**Listing:**
===

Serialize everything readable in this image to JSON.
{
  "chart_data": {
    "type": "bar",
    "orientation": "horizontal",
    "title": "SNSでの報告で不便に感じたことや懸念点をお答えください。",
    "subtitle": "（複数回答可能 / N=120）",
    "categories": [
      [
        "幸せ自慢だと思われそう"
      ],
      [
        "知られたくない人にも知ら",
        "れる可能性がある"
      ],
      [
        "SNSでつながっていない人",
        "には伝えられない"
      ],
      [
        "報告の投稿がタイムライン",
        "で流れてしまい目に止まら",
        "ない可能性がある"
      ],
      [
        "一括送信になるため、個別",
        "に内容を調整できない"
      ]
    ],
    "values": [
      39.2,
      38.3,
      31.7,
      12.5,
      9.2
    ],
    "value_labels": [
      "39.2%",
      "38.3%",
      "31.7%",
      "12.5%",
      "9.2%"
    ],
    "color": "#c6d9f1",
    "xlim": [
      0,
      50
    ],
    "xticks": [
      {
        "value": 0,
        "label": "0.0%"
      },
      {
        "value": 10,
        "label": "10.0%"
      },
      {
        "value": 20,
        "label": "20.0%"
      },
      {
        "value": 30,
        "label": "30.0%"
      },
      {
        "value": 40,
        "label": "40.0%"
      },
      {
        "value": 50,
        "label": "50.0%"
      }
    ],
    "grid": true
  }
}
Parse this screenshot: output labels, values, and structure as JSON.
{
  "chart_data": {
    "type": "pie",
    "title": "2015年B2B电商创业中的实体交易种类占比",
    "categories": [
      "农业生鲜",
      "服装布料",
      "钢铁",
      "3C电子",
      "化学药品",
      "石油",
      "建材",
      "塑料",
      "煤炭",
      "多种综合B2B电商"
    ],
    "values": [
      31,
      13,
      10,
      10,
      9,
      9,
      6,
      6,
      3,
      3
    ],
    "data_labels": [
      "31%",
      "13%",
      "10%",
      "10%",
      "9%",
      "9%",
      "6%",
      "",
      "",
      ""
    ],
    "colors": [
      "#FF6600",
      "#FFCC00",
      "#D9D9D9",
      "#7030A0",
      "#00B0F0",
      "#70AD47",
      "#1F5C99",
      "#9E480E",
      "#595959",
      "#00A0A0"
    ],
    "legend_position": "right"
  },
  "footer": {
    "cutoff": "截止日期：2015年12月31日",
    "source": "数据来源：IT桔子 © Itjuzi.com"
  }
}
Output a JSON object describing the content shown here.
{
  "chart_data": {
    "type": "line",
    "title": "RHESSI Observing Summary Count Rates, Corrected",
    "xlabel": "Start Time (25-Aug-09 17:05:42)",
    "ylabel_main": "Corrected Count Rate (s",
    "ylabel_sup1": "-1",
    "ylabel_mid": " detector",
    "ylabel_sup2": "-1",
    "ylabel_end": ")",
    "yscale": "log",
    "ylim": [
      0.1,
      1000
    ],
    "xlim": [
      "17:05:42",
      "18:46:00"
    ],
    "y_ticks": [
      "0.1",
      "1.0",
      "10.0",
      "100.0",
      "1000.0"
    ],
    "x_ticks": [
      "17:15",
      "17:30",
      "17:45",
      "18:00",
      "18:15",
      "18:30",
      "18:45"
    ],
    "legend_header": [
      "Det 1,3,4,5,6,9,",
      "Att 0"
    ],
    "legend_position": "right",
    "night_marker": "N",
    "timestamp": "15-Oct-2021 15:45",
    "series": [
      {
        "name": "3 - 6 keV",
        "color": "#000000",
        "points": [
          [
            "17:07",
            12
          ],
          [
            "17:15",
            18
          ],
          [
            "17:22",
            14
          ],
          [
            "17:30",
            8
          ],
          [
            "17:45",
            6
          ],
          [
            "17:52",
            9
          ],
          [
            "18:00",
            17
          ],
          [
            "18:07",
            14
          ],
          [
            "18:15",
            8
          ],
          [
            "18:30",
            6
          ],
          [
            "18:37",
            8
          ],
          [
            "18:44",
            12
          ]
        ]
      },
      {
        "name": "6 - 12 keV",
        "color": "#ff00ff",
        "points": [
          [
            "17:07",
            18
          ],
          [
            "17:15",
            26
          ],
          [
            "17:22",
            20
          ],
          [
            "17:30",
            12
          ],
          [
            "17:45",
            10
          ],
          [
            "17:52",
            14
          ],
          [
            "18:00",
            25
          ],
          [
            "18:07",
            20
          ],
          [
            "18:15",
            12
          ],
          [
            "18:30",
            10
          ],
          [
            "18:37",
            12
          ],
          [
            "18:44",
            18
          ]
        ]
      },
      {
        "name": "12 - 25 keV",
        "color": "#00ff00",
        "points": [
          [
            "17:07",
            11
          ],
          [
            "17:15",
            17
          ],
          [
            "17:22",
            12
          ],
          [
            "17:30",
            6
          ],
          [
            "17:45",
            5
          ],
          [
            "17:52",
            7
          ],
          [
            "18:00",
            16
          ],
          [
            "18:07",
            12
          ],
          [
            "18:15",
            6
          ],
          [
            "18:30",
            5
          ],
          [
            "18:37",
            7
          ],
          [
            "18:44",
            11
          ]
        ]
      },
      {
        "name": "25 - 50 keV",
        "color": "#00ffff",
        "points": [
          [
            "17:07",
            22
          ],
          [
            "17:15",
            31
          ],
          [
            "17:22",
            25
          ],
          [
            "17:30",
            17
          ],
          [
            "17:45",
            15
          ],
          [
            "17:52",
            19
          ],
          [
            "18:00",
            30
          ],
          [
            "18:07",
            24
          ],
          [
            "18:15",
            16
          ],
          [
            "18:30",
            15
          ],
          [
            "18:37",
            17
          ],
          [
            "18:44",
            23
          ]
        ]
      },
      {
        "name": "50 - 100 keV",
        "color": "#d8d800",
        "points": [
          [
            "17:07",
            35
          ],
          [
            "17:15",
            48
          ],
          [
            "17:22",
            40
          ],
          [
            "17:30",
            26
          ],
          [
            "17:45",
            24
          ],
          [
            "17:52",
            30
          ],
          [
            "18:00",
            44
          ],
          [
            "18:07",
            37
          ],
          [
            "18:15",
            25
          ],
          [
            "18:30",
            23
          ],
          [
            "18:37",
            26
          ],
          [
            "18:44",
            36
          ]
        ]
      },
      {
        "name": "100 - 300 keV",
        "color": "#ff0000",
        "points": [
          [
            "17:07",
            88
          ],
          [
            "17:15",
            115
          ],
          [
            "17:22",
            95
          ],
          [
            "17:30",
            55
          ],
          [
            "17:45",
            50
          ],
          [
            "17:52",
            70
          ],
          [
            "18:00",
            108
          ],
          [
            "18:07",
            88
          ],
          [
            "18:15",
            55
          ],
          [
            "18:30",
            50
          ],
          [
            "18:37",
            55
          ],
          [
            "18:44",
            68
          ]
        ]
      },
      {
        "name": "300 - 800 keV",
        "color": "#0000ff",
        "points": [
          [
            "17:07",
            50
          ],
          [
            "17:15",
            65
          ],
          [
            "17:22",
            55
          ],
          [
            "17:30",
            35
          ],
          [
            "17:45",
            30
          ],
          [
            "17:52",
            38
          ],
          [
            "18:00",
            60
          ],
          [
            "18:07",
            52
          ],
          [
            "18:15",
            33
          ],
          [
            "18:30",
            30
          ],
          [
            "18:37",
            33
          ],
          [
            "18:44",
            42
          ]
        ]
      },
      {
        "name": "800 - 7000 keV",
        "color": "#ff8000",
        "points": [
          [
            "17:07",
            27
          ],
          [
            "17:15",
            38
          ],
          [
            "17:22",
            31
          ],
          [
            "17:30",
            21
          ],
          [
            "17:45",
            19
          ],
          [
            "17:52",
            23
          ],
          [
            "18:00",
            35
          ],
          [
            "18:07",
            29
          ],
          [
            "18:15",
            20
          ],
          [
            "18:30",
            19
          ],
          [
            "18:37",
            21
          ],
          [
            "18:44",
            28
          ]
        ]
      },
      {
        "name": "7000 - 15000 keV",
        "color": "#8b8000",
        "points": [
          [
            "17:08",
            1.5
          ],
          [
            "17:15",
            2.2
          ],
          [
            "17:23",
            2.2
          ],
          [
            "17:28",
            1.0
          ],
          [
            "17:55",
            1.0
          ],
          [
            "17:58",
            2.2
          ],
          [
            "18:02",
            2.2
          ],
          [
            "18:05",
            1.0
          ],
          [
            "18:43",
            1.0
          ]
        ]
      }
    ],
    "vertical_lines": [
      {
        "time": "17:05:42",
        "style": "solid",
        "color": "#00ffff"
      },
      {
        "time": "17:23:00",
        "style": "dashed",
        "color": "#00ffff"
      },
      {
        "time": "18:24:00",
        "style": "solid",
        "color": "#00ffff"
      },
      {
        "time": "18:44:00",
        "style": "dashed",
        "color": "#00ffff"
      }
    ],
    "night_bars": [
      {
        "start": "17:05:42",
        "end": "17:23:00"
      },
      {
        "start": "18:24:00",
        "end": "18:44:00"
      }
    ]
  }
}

===

**What is needed:** Look through the entries above. Extract each line with the word "Corrected".

**Result for this exercise:**
    "title": "RHESSI Observing Summary Count Rates, Corrected",
    "ylabel_main": "Corrected Count Rate (s",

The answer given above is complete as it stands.